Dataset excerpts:
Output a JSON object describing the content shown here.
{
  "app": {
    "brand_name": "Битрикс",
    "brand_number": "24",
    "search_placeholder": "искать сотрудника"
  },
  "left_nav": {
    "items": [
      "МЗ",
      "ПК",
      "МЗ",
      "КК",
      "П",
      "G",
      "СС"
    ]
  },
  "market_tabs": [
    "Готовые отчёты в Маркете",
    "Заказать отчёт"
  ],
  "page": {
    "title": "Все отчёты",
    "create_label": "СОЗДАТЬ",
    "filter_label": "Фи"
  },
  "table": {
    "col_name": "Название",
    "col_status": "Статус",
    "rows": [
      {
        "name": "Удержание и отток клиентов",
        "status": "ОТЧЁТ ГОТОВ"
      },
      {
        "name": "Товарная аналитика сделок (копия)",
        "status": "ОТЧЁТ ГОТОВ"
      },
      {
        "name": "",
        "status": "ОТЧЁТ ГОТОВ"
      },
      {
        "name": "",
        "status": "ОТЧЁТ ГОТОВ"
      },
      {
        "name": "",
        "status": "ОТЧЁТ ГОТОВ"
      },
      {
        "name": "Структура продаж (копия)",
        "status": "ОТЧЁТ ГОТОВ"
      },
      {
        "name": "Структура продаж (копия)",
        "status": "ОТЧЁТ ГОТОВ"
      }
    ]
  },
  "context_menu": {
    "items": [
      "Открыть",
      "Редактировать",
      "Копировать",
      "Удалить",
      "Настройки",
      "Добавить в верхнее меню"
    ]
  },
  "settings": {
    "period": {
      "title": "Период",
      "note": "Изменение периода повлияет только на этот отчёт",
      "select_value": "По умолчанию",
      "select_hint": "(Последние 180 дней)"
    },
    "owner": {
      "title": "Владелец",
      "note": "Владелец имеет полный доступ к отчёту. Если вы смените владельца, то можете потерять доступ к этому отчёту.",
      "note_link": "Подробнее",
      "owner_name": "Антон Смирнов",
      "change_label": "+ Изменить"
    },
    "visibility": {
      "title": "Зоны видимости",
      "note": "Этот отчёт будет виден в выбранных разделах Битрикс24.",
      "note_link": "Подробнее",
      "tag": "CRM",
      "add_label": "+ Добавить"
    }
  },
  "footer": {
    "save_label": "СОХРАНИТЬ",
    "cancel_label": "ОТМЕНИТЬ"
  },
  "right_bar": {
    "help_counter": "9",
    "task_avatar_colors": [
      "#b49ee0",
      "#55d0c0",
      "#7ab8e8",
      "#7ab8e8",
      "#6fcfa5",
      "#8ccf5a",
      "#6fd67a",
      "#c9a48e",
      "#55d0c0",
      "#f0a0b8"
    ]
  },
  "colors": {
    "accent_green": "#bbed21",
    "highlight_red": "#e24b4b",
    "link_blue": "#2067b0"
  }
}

→ Direction
Search the records above for "Добавить". Copy each line where it is found.

→ Answer to this task
      "Добавить в верхнее меню"
      "add_label": "+ Добавить"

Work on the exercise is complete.